Extracted text start
CORRESP 1 filename1.htm

 

 

Rachel Proffitt

+1 415 693 2031

rproffitt@cooley.com 

 

 

March 23, 2021

 

U.S. Securities and Exchange Commission

Division of Corporation Finance

Office of Real Estate and Construction

100 F Street, N.E.

Washington, D.C. 20549

Attn:Eric Mcphee
 Jennifer Monick
 James Lopez
  
Re:TPB Acquisition Corp I
 Form S-1 filed February 19, 2021
 File No. 333-253325

 

Ladies and Gentlemen:

 

On behalf of TPB Acquisition Corp. I (the “Company”), we are submitting this response letter in response to the comment letter, dated March 18, 2021, from the staff (the “Staff”) of Division of Corporation Finance of the Securities and Exchange Commission (the “Commission”) with respect to the Company’s Registration Statement on Form S-1 (the “Registration Statement”), as filed with the Commission on February 19, 2021. We are also electronically filing an amendment to the Registration Statement ( “Amendment No. 1”), which reflects changes in response to the Staff’s comments, as well as other updates.

 

For the Staff’s convenience, we have incorporated your comments into this response letter in italics. Page references in the text of this response letter correspond to the page numbers in Amendment No. 1. Capitalized terms used in this letter but otherwise not defined herein shall have the meanings ascribed to such terms in Amendment No. 1.
Extracted text end
- **Short task 1**
According to the response letter, on what date was the Staff's comment letter issued?
- **Short task 2**
Write the next portion of the response letter on the Form S-1 registration statement, continuing after its final sentence.
Data records start
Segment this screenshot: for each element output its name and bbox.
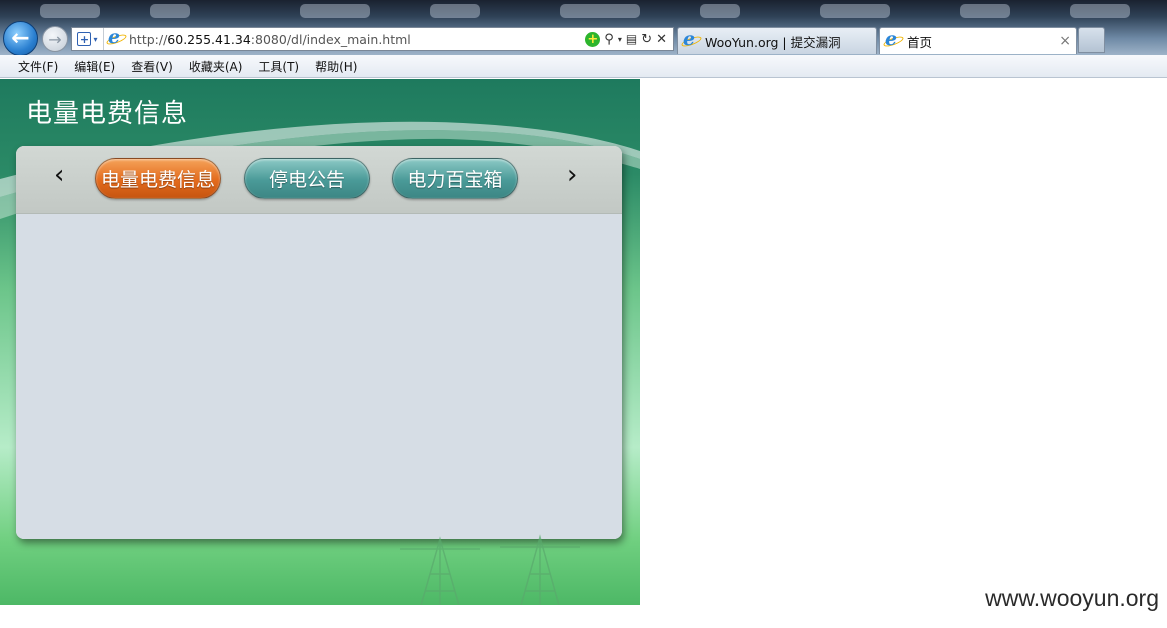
menu-help[interactable]: 帮助(H)	[307, 58, 365, 75]
back-arrow-icon: ←	[11, 26, 30, 51]
forward-arrow-icon: →	[48, 29, 62, 49]
content-panel: ‹ 电量电费信息 停电公告 电力百宝箱 ›	[16, 146, 622, 539]
back-button[interactable]: ←	[3, 21, 38, 55]
menu-favorites[interactable]: 收藏夹(A)	[181, 58, 251, 75]
new-tab-button[interactable]	[1078, 27, 1105, 53]
search-icon[interactable]: ⚲	[604, 32, 614, 47]
menu-view[interactable]: 查看(V)	[123, 58, 181, 75]
ie-logo-icon: e	[882, 29, 905, 50]
compat-view-icon: +	[77, 32, 92, 46]
nav-tab-strip: ‹ 电量电费信息 停电公告 电力百宝箱 ›	[16, 146, 622, 214]
tab-outage-notice[interactable]: 停电公告	[244, 158, 370, 199]
tab-wooyun[interactable]: e WooYun.org | 提交漏洞	[677, 27, 877, 54]
tab-label: 首页	[907, 34, 933, 50]
menu-tools[interactable]: 工具(T)	[250, 58, 307, 75]
chevron-right-icon[interactable]: ›	[567, 160, 577, 190]
page-content: 电量电费信息 ‹ 电量电费信息 停电公告 电力百宝箱 ›	[0, 79, 640, 605]
watermark-text: www.wooyun.org	[985, 585, 1159, 611]
power-tower-decoration	[400, 534, 580, 605]
ie-logo-icon: e	[680, 29, 703, 50]
menu-bar: 文件(F) 编辑(E) 查看(V) 收藏夹(A) 工具(T) 帮助(H)	[0, 55, 1167, 78]
page-title: 电量电费信息	[26, 99, 189, 129]
ie-logo-icon: e	[105, 27, 128, 48]
menu-file[interactable]: 文件(F)	[10, 58, 66, 75]
chevron-left-icon[interactable]: ‹	[54, 160, 64, 190]
stop-icon[interactable]: ✕	[656, 32, 667, 47]
browser-toolbar: ← → + ▾ e http://60.255.41.34:8080/dl/in…	[0, 0, 1167, 55]
url-text[interactable]: http://60.255.41.34:8080/dl/index_main.h…	[129, 32, 585, 47]
cert-icon[interactable]: +	[585, 31, 601, 47]
menu-edit[interactable]: 编辑(E)	[66, 58, 123, 75]
refresh-icon[interactable]: ↻	[641, 32, 652, 47]
compat-page-icon[interactable]: ▤	[626, 32, 637, 46]
compatibility-view-button[interactable]: + ▾	[72, 28, 104, 50]
tab-label: WooYun.org | 提交漏洞	[705, 34, 841, 50]
tab-electricity-info[interactable]: 电量电费信息	[95, 158, 221, 199]
address-bar[interactable]: + ▾ e http://60.255.41.34:8080/dl/index_…	[71, 27, 674, 51]
panel-body	[16, 214, 622, 539]
tab-power-toolbox[interactable]: 电力百宝箱	[392, 158, 518, 199]
forward-button[interactable]: →	[42, 26, 68, 52]
close-icon[interactable]: ×	[1059, 33, 1071, 49]
tab-home[interactable]: e 首页 ×	[879, 27, 1077, 54]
Data records end
- **Expected answer 1**
March 18, 2021

- **Expected answer 2**
Form S-1 filed February 19, 2021

 

Summary, page 1

 

1.We note that your disclosure focuses to a significant extent on TPB, including when you discuss "Our Capabilities." Please revise here and where appropriate to clearly distinguish between TPB and you. Additionally, disclose, if true, that none of TPB's business will directly be a source of returns for investors in your offering. Revise to clarify whether TPB (1) is obligated to provide its capabilities and sourcing for a transaction and (2) may receive any compensation or economic benefit from sourcing or providing financing or related assistance for a transaction which could reduce the value of the company to other investors. If TPB may receive compensation or economic benefit from such activities, disclose whether the amount or terms of any such compensation or economic benefit to TPB have been determined.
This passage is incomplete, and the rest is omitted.